Stated problem
Repeat the records in full and exactly, omitting pictures.

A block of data
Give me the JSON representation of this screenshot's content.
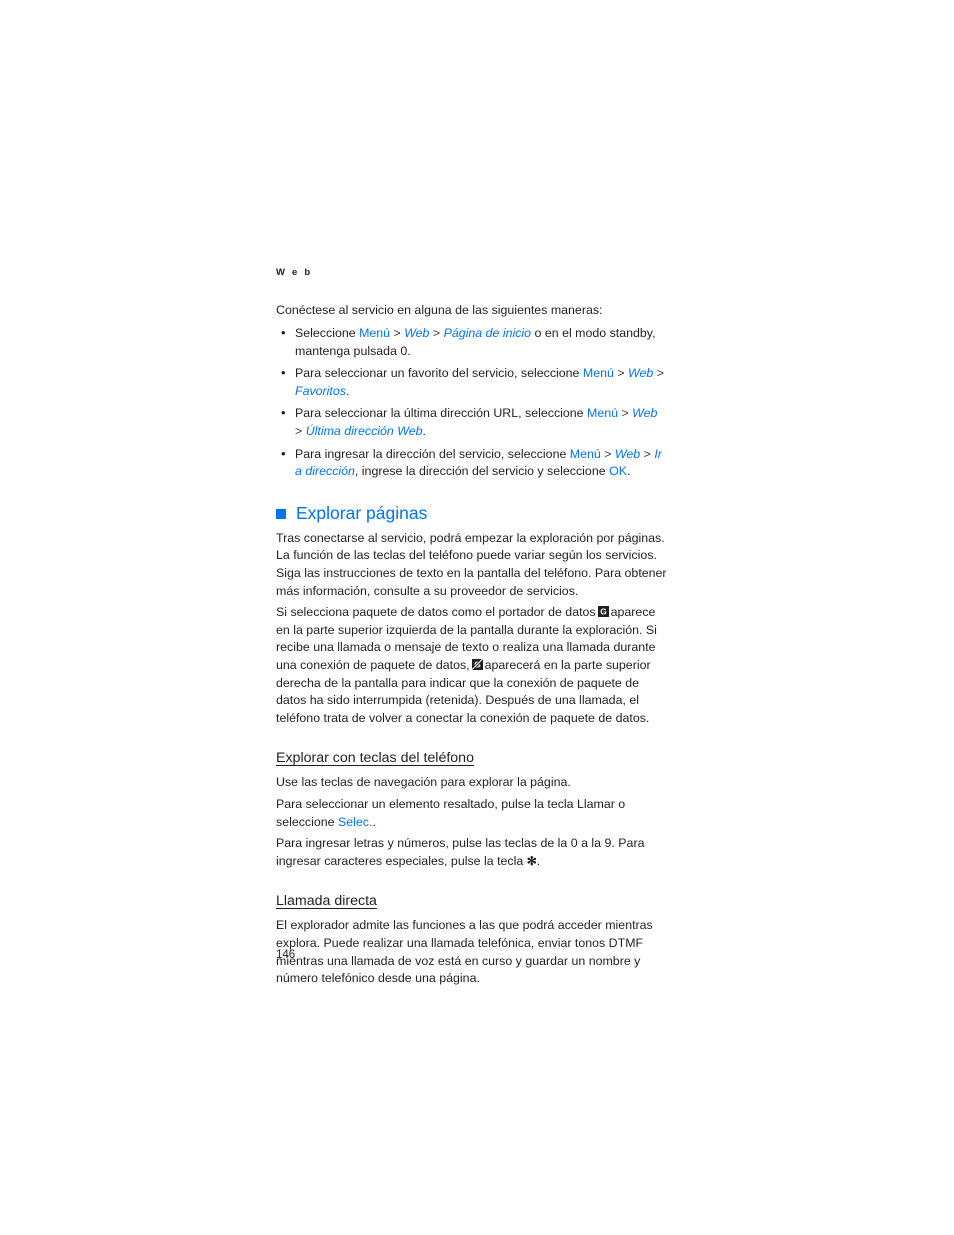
{
  "running_head": "W e b",
  "colors": {
    "link_blue": "#0073f0",
    "body_text": "#231f20"
  },
  "intro": {
    "lead": "Conéctese al servicio en alguna de las siguientes maneras:"
  },
  "bullets": [
    {
      "parts": [
        {
          "text": "Seleccione ",
          "style": "plain"
        },
        {
          "text": "Menú",
          "style": "link"
        },
        {
          "text": " > ",
          "style": "sep"
        },
        {
          "text": "Web",
          "style": "link-italic"
        },
        {
          "text": " > ",
          "style": "sep"
        },
        {
          "text": "Página de inicio",
          "style": "link-italic"
        },
        {
          "text": " o en el modo standby, mantenga pulsada 0.",
          "style": "plain"
        }
      ]
    },
    {
      "parts": [
        {
          "text": "Para seleccionar un favorito del servicio, seleccione ",
          "style": "plain"
        },
        {
          "text": "Menú",
          "style": "link"
        },
        {
          "text": " > ",
          "style": "sep"
        },
        {
          "text": "Web",
          "style": "link-italic"
        },
        {
          "text": " > ",
          "style": "sep"
        },
        {
          "text": "Favoritos",
          "style": "link-italic"
        },
        {
          "text": ".",
          "style": "plain"
        }
      ]
    },
    {
      "parts": [
        {
          "text": "Para seleccionar la última dirección URL, seleccione ",
          "style": "plain"
        },
        {
          "text": "Menú",
          "style": "link"
        },
        {
          "text": " > ",
          "style": "sep"
        },
        {
          "text": "Web",
          "style": "link-italic"
        },
        {
          "text": " > ",
          "style": "sep"
        },
        {
          "text": "Última dirección Web",
          "style": "link-italic"
        },
        {
          "text": ".",
          "style": "plain"
        }
      ]
    },
    {
      "parts": [
        {
          "text": "Para ingresar la dirección del servicio, seleccione ",
          "style": "plain"
        },
        {
          "text": "Menú",
          "style": "link"
        },
        {
          "text": " > ",
          "style": "sep"
        },
        {
          "text": "Web",
          "style": "link-italic"
        },
        {
          "text": " > ",
          "style": "sep"
        },
        {
          "text": "Ir a dirección",
          "style": "link-italic"
        },
        {
          "text": ", ingrese la dirección del servicio y seleccione ",
          "style": "plain"
        },
        {
          "text": "OK",
          "style": "link"
        },
        {
          "text": ".",
          "style": "plain"
        }
      ]
    }
  ],
  "section_explorar_paginas": {
    "heading": "Explorar páginas",
    "bullet_icon": "blue-square-icon",
    "para1": "Tras conectarse al servicio, podrá empezar la exploración por páginas. La función de las teclas del teléfono puede variar según los servicios. Siga las instrucciones de texto en la pantalla del teléfono. Para obtener más información, consulte a su proveedor de servicios.",
    "para2_a": "Si selecciona paquete de datos como el portador de datos",
    "icon1": "gprs-indicator-icon",
    "para2_b": "aparece en la parte superior izquierda de la pantalla durante la exploración. Si recibe una llamada o mensaje de texto o realiza una llamada durante una conexión de paquete de datos,",
    "icon2": "gprs-suspended-icon",
    "para2_c": "aparecerá en la parte superior derecha de la pantalla para indicar que la conexión de paquete de datos ha sido interrumpida (retenida). Después de una llamada, el teléfono trata de volver a conectar la conexión de paquete de datos."
  },
  "section_explorar_teclas": {
    "heading": "Explorar con teclas del teléfono",
    "para1": "Use las teclas de navegación para explorar la página.",
    "para2_a": "Para seleccionar un elemento resaltado, pulse la tecla Llamar o seleccione ",
    "para2_link": "Selec.",
    "para2_b": ".",
    "para3_a": "Para ingresar letras y números, pulse las teclas de la 0 a la 9. Para ingresar caracteres especiales, pulse la tecla ",
    "para3_key": "✻",
    "para3_b": "."
  },
  "section_llamada_directa": {
    "heading": "Llamada directa",
    "para1": "El explorador admite las funciones a las que podrá acceder mientras explora. Puede realizar una llamada telefónica, enviar tonos DTMF mientras una llamada de voz está en curso y guardar un nombre y número telefónico desde una página."
  },
  "folio": "146"
}
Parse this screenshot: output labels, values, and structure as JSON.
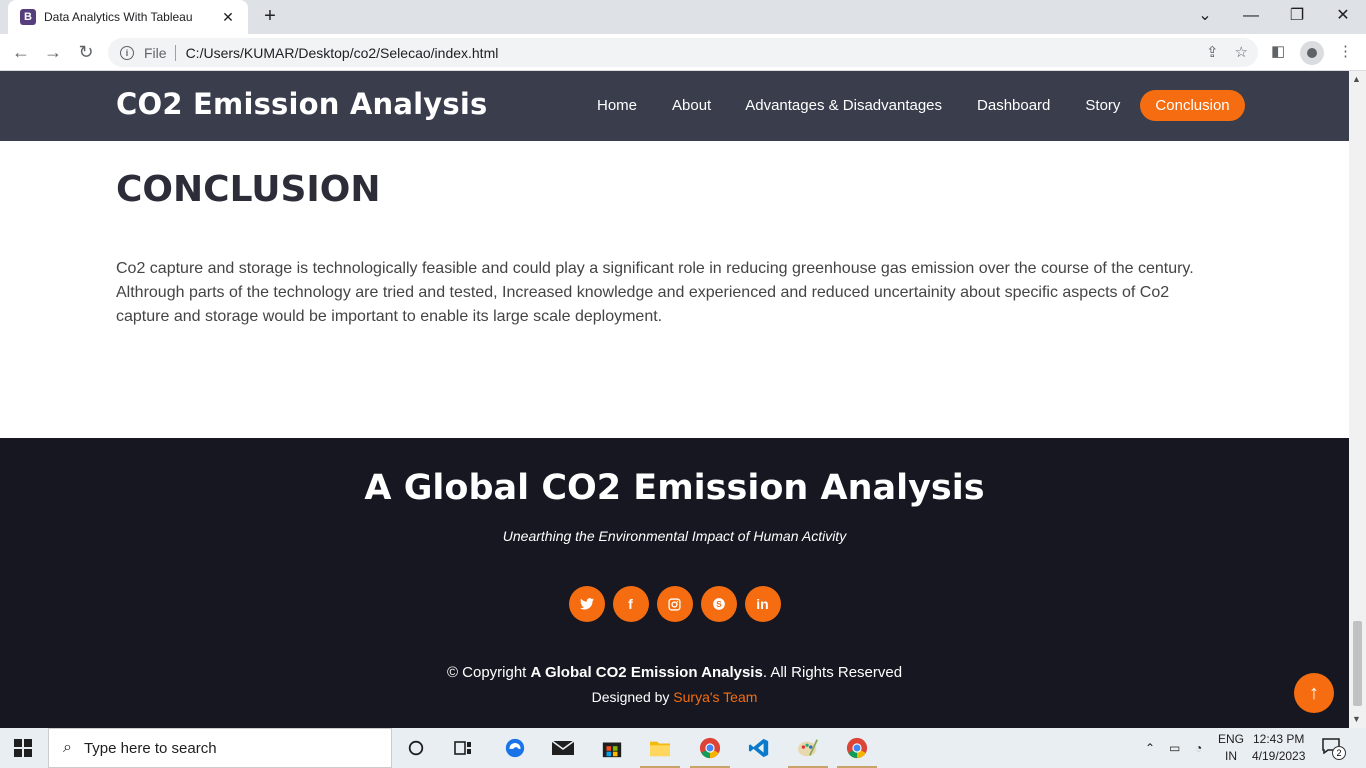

The reply
Give me the JSON representation of this screenshot's content.
{
  "running_head": "W e b",
  "colors": {
    "link_blue": "#0073f0",
    "body_text": "#231f20"
  },
  "intro": {
    "lead": "Conéctese al servicio en alguna de las siguientes maneras:"
  },
  "bullets": [
    {
      "parts": [
        {
          "text": "Seleccione ",
          "style": "plain"
        },
        {
          "text": "Menú",
          "style": "link"
        },
        {
          "text": " > ",
          "style": "sep"
        },
        {
          "text": "Web",
          "style": "link-italic"
        },
        {
          "text": " > ",
          "style": "sep"
        },
        {
          "text": "Página de inicio",
          "style": "link-italic"
        },
        {
          "text": " o en el modo standby, mantenga pulsada 0.",
          "style": "plain"
        }
      ]
    },
    {
      "parts": [
        {
          "text": "Para seleccionar un favorito del servicio, seleccione ",
          "style": "plain"
        },
        {
          "text": "Menú",
          "style": "link"
        },
        {
          "text": " > ",
          "style": "sep"
        },
        {
          "text": "Web",
          "style": "link-italic"
        },
        {
          "text": " > ",
          "style": "sep"
        },
        {
          "text": "Favoritos",
          "style": "link-italic"
        },
        {
          "text": ".",
          "style": "plain"
        }
      ]
    },
    {
      "parts": [
        {
          "text": "Para seleccionar la última dirección URL, seleccione ",
          "style": "plain"
        },
        {
          "text": "Menú",
          "style": "link"
        },
        {
          "text": " > ",
          "style": "sep"
        },
        {
          "text": "Web",
          "style": "link-italic"
        },
        {
          "text": " > ",
          "style": "sep"
        },
        {
          "text": "Última dirección Web",
          "style": "link-italic"
        },
        {
          "text": ".",
          "style": "plain"
        }
      ]
    },
    {
      "parts": [
        {
          "text": "Para ingresar la dirección del servicio, seleccione ",
          "style": "plain"
        },
        {
          "text": "Menú",
          "style": "link"
        },
        {
          "text": " > ",
          "style": "sep"
        },
        {
          "text": "Web",
          "style": "link-italic"
        },
        {
          "text": " > ",
          "style": "sep"
        },
        {
          "text": "Ir a dirección",
          "style": "link-italic"
        },
        {
          "text": ", ingrese la dirección del servicio y seleccione ",
          "style": "plain"
        },
        {
          "text": "OK",
          "style": "link"
        },
        {
          "text": ".",
          "style": "plain"
        }
      ]
    }
  ],
  "section_explorar_paginas": {
    "heading": "Explorar páginas",
    "bullet_icon": "blue-square-icon",
    "para1": "Tras conectarse al servicio, podrá empezar la exploración por páginas. La función de las teclas del teléfono puede variar según los servicios. Siga las instrucciones de texto en la pantalla del teléfono. Para obtener más información, consulte a su proveedor de servicios.",
    "para2_a": "Si selecciona paquete de datos como el portador de datos",
    "icon1": "gprs-indicator-icon",
    "para2_b": "aparece en la parte superior izquierda de la pantalla durante la exploración. Si recibe una llamada o mensaje de texto o realiza una llamada durante una conexión de paquete de datos,",
    "icon2": "gprs-suspended-icon",
    "para2_c": "aparecerá en la parte superior derecha de la pantalla para indicar que la conexión de paquete de datos ha sido interrumpida (retenida). Después de una llamada, el teléfono trata de volver a conectar la conexión de paquete de datos."
  },
  "section_explorar_teclas": {
    "heading": "Explorar con teclas del teléfono",
    "para1": "Use las teclas de navegación para explorar la página.",
    "para2_a": "Para seleccionar un elemento resaltado, pulse la tecla Llamar o seleccione ",
    "para2_link": "Selec.",
    "para2_b": ".",
    "para3_a": "Para ingresar letras y números, pulse las teclas de la 0 a la 9. Para ingresar caracteres especiales, pulse la tecla ",
    "para3_key": "✻",
    "para3_b": "."
  },
  "section_llamada_directa": {
    "heading": "Llamada directa",
    "para1": "El explorador admite las funciones a las que podrá acceder mientras explora. Puede realizar una llamada telefónica, enviar tonos DTMF mientras una llamada de voz está en curso y guardar un nombre y número telefónico desde una página."
  },
  "folio": "146"
}
Parse this screenshot: output labels, values, and structure as JSON.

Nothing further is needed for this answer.